From the listing below, extract each entry exactly as written, minus the images.

### PROVIDED RECORDS ###

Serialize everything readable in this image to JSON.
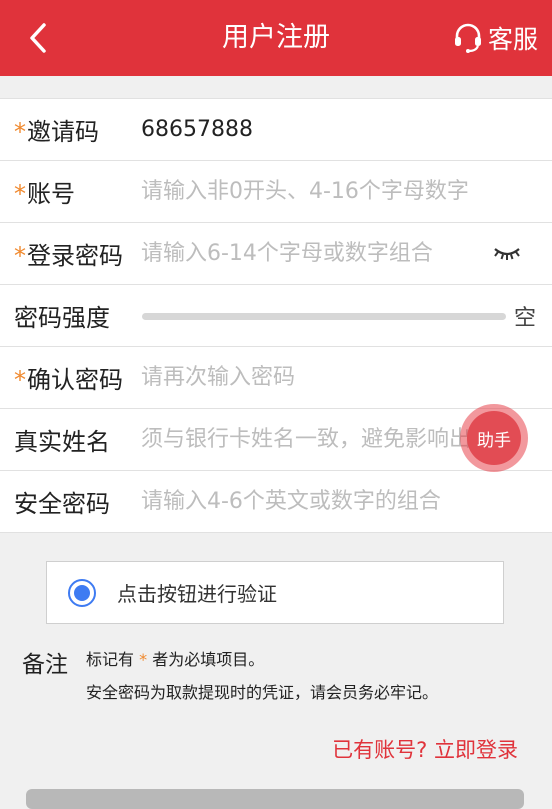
{
  "header": {
    "title": "用户注册",
    "service_label": "客服",
    "back_icon": "chevron-left-icon",
    "service_icon": "headset-icon",
    "color": "#e0333b"
  },
  "form": {
    "invite": {
      "label": "邀请码",
      "value": "68657888",
      "required": true
    },
    "account": {
      "label": "账号",
      "placeholder": "请输入非0开头、4-16个字母数字",
      "required": true
    },
    "password": {
      "label": "登录密码",
      "placeholder": "请输入6-14个字母或数字组合",
      "required": true,
      "toggle_icon": "eye-closed-icon"
    },
    "strength": {
      "label": "密码强度",
      "level_text": "空",
      "level": 0
    },
    "confirm": {
      "label": "确认密码",
      "placeholder": "请再次输入密码",
      "required": true
    },
    "realname": {
      "label": "真实姓名",
      "placeholder": "须与银行卡姓名一致，避免影响出款"
    },
    "safe": {
      "label": "安全密码",
      "placeholder": "请输入4-6个英文或数字的组合"
    }
  },
  "required_mark": "*",
  "helper": {
    "label": "助手"
  },
  "verify": {
    "label": "点击按钮进行验证",
    "accent": "#3e7bf2"
  },
  "note": {
    "label": "备注",
    "line1_prefix": "标记有",
    "line1_star": "*",
    "line1_suffix": "者为必填项目。",
    "line2": "安全密码为取款提现时的凭证，请会员务必牢记。"
  },
  "login_link": "已有账号? 立即登录"
}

###

**ANSWER IN FULL**
Serialize everything readable in this image to JSON.
{
  "header": {
    "title": "用户注册",
    "service_label": "客服",
    "back_icon": "chevron-left-icon",
    "service_icon": "headset-icon",
    "color": "#e0333b"
  },
  "form": {
    "invite": {
      "label": "邀请码",
      "value": "68657888",
      "required": true
    },
    "account": {
      "label": "账号",
      "placeholder": "请输入非0开头、4-16个字母数字",
      "required": true
    },
    "password": {
      "label": "登录密码",
      "placeholder": "请输入6-14个字母或数字组合",
      "required": true,
      "toggle_icon": "eye-closed-icon"
    },
    "strength": {
      "label": "密码强度",
      "level_text": "空",
      "level": 0
    },
    "confirm": {
      "label": "确认密码",
      "placeholder": "请再次输入密码",
      "required": true
    },
    "realname": {
      "label": "真实姓名",
      "placeholder": "须与银行卡姓名一致，避免影响出款"
    },
    "safe": {
      "label": "安全密码",
      "placeholder": "请输入4-6个英文或数字的组合"
    }
  },
  "required_mark": "*",
  "helper": {
    "label": "助手"
  },
  "verify": {
    "label": "点击按钮进行验证",
    "accent": "#3e7bf2"
  },
  "note": {
    "label": "备注",
    "line1_prefix": "标记有",
    "line1_star": "*",
    "line1_suffix": "者为必填项目。",
    "line2": "安全密码为取款提现时的凭证，请会员务必牢记。"
  },
  "login_link": "已有账号? 立即登录"
}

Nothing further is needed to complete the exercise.